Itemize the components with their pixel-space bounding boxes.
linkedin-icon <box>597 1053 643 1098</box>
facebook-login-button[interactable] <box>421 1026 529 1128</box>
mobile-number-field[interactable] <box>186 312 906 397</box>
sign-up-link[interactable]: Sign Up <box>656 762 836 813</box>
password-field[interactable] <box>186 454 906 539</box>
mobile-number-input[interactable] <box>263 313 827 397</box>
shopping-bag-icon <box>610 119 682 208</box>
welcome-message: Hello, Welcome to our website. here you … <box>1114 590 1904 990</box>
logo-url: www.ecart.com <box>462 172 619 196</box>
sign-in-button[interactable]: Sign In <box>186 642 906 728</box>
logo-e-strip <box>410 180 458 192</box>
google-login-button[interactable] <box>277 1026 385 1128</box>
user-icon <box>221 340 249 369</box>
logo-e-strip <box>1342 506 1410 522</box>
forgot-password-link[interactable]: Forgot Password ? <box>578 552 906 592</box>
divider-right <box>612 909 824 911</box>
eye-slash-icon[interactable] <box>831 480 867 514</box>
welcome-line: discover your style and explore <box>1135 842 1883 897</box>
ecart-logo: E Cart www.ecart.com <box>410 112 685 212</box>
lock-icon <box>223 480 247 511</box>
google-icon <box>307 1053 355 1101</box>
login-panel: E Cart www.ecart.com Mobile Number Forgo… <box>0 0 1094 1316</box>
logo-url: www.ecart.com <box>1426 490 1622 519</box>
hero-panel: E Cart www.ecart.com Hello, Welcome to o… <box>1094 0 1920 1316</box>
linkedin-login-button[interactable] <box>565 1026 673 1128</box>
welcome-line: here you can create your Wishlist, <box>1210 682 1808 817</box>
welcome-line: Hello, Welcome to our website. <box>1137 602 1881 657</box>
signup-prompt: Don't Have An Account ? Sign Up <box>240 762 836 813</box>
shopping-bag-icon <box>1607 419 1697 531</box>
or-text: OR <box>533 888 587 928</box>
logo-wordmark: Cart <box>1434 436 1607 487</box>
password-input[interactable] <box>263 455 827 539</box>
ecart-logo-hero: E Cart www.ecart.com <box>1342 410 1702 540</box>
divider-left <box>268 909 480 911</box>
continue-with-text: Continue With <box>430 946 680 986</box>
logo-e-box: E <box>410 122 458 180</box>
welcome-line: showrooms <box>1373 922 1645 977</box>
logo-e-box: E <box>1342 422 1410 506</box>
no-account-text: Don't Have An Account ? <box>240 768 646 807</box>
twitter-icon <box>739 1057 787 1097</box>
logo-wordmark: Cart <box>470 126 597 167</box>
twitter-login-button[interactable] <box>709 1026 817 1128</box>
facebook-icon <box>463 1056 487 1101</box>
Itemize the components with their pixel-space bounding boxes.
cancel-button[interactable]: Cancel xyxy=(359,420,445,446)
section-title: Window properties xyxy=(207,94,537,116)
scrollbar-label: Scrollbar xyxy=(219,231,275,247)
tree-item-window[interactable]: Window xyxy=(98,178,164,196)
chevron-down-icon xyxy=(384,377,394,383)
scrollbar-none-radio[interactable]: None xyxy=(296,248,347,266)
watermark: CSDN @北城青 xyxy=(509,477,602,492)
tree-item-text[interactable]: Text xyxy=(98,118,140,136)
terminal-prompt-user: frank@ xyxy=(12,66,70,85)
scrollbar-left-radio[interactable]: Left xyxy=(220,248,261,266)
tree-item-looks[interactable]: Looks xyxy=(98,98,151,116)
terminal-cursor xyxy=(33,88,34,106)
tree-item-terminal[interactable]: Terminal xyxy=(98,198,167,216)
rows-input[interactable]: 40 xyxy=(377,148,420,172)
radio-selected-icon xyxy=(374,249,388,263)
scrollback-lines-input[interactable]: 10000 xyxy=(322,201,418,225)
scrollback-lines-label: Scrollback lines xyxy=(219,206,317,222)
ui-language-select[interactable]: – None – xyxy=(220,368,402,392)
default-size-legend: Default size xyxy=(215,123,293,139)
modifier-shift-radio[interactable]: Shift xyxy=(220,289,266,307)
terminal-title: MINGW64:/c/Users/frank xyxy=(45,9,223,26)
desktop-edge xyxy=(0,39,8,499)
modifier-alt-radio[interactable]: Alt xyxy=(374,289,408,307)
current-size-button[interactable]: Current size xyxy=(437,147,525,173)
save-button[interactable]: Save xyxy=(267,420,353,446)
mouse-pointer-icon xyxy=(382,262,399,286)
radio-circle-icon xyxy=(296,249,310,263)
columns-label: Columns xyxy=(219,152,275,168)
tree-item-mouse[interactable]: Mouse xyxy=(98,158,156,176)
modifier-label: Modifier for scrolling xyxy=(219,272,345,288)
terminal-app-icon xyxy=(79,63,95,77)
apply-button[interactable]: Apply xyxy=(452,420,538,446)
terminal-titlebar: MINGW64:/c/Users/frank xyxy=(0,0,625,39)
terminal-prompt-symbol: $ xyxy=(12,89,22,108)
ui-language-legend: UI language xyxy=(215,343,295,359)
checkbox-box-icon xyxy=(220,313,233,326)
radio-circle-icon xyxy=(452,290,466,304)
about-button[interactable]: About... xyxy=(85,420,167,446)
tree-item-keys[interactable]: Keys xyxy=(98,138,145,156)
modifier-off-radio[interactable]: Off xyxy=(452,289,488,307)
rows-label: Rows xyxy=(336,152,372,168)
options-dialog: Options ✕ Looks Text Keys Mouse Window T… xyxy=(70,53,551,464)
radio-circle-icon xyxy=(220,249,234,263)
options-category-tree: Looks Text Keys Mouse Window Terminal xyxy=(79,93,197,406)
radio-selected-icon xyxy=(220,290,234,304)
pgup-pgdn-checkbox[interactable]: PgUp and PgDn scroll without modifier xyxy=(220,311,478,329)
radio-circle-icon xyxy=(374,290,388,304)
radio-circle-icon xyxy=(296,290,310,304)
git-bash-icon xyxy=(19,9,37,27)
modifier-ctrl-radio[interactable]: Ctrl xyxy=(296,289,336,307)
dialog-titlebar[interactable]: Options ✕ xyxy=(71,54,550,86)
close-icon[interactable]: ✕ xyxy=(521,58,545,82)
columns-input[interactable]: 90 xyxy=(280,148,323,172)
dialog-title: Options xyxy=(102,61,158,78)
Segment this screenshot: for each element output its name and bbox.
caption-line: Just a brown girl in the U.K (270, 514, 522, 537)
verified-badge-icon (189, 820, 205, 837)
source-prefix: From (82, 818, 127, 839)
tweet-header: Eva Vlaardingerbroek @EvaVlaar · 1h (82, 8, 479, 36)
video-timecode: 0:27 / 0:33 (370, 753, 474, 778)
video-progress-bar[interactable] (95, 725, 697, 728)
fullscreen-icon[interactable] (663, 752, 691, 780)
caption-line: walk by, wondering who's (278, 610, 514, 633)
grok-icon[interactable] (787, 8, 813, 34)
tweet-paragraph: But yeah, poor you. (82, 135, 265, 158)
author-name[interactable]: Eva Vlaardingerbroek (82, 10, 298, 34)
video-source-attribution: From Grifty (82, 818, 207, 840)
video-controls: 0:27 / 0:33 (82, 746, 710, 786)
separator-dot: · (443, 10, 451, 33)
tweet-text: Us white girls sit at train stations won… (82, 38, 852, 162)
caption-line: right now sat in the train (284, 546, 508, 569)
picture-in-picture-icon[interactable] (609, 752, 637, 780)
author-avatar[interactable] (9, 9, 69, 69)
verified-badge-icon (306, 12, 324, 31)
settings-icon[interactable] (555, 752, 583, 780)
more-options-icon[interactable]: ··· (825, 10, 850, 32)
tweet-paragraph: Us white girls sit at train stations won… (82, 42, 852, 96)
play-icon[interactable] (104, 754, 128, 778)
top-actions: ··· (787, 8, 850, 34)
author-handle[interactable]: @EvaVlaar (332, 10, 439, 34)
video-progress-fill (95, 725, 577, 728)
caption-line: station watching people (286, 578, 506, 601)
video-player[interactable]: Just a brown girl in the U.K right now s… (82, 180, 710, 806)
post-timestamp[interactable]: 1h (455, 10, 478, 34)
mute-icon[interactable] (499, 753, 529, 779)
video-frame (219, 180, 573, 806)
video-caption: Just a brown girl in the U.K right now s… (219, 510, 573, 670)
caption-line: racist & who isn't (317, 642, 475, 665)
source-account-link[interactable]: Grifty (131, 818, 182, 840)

§ **Given instruction**:
Please copy the lines above word for word, from the first one through the line that contains "sign-up-link[interactable]: Sign Up".

§ **The response**:
Itemize the components with their pixel-space bounding boxes.
linkedin-icon <box>597 1053 643 1098</box>
facebook-login-button[interactable] <box>421 1026 529 1128</box>
mobile-number-field[interactable] <box>186 312 906 397</box>
sign-up-link[interactable]: Sign Up <box>656 762 836 813</box>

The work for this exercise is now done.